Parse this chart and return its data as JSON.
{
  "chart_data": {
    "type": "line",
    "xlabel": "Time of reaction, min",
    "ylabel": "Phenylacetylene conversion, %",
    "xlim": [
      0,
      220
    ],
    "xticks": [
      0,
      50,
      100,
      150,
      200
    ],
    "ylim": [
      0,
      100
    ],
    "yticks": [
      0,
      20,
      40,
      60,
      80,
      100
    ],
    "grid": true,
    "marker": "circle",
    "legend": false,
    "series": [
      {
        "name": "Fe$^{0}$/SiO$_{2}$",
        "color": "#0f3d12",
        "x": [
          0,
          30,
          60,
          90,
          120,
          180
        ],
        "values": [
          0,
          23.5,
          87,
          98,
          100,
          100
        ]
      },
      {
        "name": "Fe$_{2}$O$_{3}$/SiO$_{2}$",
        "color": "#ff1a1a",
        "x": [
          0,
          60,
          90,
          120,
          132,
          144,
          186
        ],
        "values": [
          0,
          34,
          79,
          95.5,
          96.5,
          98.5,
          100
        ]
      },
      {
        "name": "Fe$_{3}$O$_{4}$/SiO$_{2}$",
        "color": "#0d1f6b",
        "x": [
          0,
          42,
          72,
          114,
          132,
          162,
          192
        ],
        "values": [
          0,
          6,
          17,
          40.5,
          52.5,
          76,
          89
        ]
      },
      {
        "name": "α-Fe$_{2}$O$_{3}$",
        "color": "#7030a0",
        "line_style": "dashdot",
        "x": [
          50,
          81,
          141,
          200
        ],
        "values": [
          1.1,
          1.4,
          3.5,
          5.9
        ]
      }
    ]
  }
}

#####

- [Stated goal]:
Search the data for "color". Copy every line that has it.

- [Exercise answer]:
        "color": "#0f3d12",
        "color": "#ff1a1a",
        "color": "#0d1f6b",
        "color": "#7030a0",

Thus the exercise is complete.